Exercise:
Copy out each line that has "desc" in it.

Dataset excerpts:
########

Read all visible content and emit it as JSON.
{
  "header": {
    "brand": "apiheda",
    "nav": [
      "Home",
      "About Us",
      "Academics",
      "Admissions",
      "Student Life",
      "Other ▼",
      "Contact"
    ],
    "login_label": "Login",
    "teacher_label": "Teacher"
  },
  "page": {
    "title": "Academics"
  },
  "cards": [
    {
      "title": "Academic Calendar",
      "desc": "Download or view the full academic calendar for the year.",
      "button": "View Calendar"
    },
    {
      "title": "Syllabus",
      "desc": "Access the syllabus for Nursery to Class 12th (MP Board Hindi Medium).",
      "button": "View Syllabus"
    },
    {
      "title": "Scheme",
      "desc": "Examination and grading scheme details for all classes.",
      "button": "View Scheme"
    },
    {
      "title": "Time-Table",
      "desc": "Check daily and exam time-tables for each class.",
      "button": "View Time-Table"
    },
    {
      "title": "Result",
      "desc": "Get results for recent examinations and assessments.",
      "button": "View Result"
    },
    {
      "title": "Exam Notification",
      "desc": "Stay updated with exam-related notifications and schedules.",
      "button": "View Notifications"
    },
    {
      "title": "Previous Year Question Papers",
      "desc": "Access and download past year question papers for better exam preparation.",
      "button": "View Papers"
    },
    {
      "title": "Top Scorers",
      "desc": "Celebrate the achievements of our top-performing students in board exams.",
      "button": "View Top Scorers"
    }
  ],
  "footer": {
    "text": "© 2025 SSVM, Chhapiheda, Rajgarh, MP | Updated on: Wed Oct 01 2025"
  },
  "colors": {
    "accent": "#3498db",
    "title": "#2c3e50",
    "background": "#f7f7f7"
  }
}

########

Answer to the task:
      "desc": "Download or view the full academic calendar for the year.",
      "desc": "Access the syllabus for Nursery to Class 12th (MP Board Hindi Medium).",
      "desc": "Examination and grading scheme details for all classes.",
      "desc": "Check daily and exam time-tables for each class.",
      "desc": "Get results for recent examinations and assessments.",
      "desc": "Stay updated with exam-related notifications and schedules.",
      "desc": "Access and download past year question papers for better exam preparation.",
      "desc": "Celebrate the achievements of our top-performing students in board exams.",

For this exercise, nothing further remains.